Extracted records
>> start

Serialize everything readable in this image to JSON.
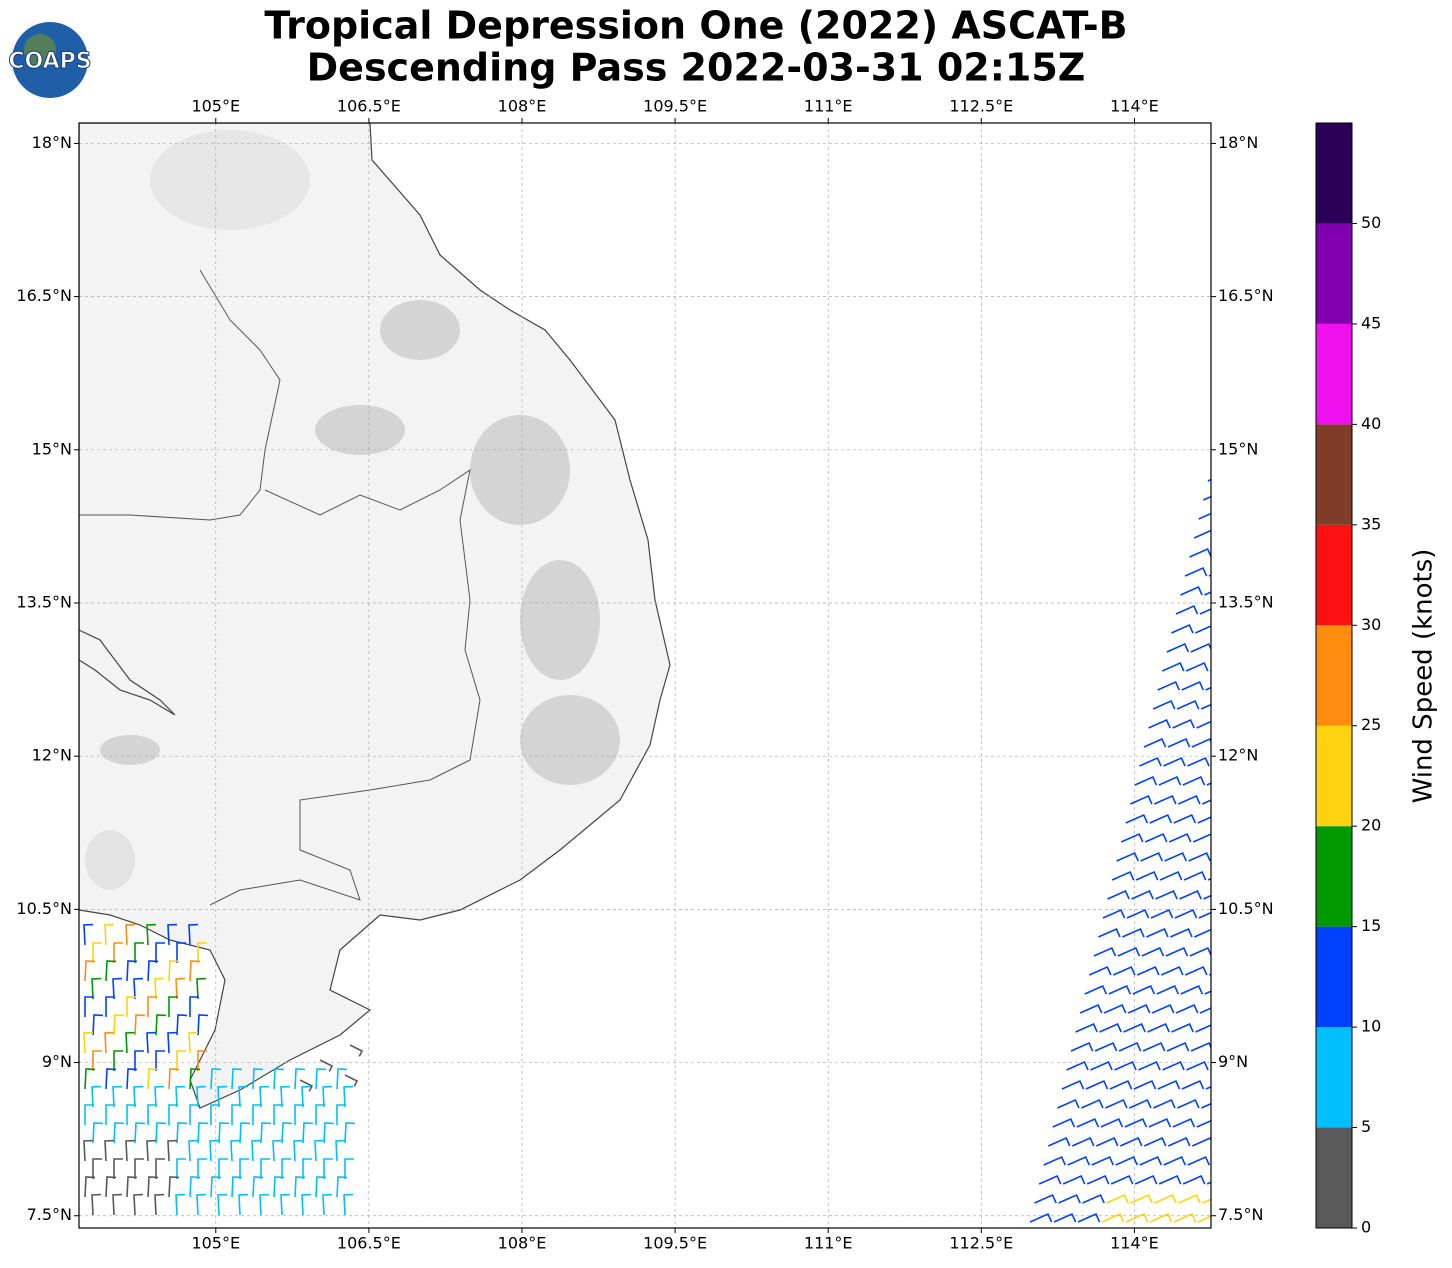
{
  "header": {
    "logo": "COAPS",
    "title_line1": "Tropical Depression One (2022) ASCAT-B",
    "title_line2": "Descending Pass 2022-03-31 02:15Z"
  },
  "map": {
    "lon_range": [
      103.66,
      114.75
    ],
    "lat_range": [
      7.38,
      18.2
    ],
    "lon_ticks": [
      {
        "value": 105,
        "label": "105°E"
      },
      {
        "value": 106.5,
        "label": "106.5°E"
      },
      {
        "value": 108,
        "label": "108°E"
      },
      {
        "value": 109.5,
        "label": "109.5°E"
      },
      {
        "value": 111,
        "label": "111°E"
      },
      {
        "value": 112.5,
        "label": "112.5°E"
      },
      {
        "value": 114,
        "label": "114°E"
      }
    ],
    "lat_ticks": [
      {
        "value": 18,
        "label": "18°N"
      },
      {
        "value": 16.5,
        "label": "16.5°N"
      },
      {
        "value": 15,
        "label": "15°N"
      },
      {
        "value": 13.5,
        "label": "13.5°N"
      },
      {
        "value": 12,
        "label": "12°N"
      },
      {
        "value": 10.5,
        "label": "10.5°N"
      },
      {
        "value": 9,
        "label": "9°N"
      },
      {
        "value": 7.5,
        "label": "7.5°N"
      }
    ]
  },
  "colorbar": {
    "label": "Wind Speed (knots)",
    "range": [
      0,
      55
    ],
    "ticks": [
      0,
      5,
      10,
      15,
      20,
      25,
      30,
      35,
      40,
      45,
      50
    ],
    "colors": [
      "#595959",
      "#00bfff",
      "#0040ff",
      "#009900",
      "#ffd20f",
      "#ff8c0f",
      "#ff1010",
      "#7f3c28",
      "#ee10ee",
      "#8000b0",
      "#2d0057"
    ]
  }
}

>> end
>> start

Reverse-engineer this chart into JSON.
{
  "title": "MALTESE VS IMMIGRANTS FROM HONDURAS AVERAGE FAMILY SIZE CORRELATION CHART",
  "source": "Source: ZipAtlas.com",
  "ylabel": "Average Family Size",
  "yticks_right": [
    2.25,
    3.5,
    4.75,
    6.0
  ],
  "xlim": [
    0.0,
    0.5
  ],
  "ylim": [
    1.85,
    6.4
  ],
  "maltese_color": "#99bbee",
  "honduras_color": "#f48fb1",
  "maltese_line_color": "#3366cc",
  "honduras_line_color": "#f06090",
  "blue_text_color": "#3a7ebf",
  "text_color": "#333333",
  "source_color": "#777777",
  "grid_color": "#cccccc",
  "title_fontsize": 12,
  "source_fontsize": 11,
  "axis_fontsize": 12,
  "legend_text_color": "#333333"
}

>> end
>> start

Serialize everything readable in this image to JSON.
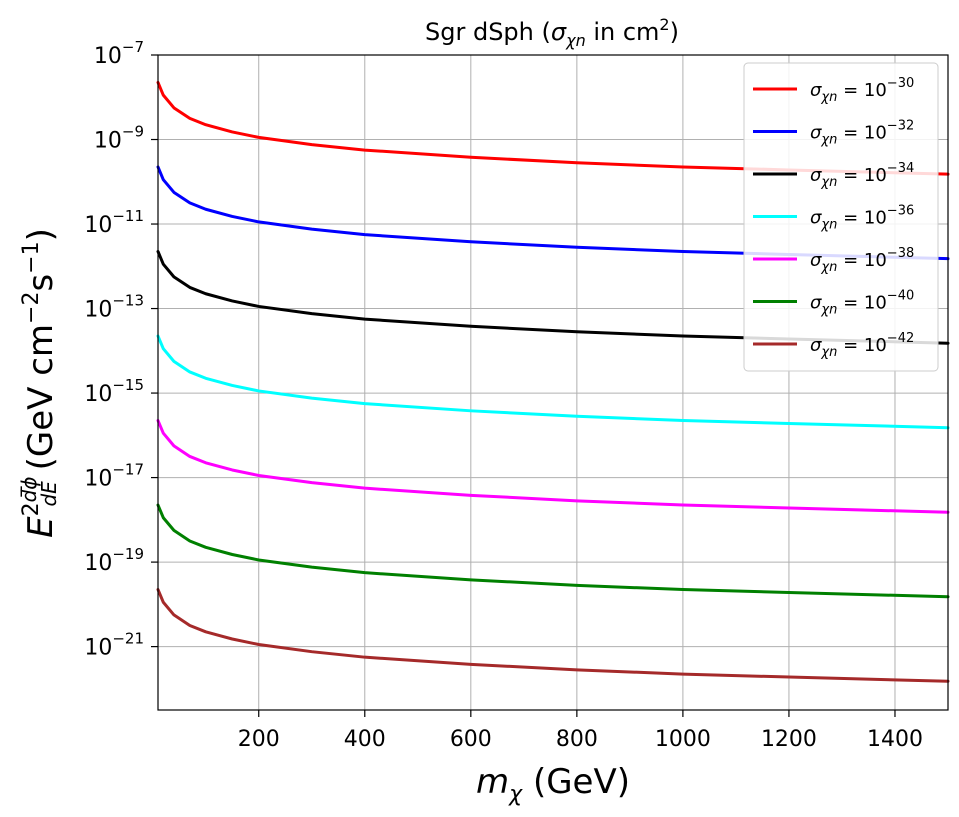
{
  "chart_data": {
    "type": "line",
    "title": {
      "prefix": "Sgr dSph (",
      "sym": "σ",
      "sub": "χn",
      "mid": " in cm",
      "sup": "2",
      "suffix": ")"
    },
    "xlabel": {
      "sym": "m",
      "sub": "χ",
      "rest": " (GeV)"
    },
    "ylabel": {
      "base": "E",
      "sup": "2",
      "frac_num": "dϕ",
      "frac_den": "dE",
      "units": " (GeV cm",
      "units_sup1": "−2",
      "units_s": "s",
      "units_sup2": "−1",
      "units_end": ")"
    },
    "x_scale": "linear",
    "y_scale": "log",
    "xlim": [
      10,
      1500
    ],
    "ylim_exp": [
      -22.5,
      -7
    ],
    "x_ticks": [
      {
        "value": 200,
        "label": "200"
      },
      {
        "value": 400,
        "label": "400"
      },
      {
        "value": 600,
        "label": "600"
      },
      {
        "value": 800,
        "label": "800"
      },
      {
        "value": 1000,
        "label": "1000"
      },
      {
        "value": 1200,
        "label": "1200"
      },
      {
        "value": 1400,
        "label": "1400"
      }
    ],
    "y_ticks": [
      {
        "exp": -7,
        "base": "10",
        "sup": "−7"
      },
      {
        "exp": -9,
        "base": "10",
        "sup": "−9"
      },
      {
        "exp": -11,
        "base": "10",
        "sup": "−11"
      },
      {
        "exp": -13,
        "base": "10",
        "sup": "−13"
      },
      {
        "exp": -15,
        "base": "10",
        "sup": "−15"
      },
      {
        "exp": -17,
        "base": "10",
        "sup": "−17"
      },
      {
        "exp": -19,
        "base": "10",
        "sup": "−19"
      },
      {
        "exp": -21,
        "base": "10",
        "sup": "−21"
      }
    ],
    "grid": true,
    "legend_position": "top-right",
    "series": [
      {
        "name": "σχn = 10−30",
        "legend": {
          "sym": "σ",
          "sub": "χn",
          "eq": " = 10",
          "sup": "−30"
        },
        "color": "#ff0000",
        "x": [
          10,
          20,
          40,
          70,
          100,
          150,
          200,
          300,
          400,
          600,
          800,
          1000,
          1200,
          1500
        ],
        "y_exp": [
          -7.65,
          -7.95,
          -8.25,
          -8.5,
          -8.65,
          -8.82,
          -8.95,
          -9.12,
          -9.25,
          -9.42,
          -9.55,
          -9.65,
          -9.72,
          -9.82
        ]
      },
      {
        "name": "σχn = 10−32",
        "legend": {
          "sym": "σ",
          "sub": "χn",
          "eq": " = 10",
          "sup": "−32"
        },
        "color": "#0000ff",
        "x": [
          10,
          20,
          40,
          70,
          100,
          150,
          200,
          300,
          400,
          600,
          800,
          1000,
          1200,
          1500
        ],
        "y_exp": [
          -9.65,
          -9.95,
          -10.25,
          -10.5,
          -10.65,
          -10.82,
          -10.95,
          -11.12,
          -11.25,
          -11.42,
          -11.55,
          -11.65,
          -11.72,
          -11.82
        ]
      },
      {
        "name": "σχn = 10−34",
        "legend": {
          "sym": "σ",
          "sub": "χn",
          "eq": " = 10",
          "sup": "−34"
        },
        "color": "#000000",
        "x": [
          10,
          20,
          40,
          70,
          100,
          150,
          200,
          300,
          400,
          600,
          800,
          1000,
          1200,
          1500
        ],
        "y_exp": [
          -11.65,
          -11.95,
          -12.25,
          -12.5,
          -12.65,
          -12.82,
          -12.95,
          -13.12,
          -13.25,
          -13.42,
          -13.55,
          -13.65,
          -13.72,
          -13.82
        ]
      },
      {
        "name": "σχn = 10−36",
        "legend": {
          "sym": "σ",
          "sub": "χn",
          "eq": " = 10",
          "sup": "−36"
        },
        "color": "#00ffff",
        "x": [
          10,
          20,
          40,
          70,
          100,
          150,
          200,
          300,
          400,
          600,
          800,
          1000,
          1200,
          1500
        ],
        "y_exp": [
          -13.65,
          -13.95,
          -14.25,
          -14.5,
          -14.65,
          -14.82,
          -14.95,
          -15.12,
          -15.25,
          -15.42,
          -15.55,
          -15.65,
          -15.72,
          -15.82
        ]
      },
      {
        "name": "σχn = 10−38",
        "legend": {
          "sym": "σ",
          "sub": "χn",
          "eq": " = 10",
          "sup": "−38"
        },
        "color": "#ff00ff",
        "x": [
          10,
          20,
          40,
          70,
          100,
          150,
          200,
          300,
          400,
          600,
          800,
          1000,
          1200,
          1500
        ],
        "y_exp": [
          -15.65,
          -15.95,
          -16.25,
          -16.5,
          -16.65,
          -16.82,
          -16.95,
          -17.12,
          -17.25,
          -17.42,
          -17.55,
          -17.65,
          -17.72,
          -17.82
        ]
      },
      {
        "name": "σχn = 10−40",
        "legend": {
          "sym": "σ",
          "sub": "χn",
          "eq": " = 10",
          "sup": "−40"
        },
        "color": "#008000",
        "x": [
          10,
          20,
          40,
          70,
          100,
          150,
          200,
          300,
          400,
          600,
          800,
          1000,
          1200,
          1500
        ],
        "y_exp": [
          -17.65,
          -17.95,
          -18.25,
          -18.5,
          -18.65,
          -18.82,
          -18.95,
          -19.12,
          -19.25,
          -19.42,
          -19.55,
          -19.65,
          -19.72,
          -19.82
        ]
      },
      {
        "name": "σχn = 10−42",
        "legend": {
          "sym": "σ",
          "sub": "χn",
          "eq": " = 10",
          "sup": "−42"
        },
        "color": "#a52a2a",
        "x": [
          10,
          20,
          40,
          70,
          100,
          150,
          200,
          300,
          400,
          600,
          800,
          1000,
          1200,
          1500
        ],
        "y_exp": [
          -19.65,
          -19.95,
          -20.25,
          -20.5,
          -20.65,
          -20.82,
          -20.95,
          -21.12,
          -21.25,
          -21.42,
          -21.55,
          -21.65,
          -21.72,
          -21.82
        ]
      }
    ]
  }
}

>> end

* Given instruction *
Pick out all lines from the data above in which the word "name" appears.

* Task output *
        "name": "σχn = 10−30",
        "name": "σχn = 10−32",
        "name": "σχn = 10−34",
        "name": "σχn = 10−36",
        "name": "σχn = 10−38",
        "name": "σχn = 10−40",
        "name": "σχn = 10−42",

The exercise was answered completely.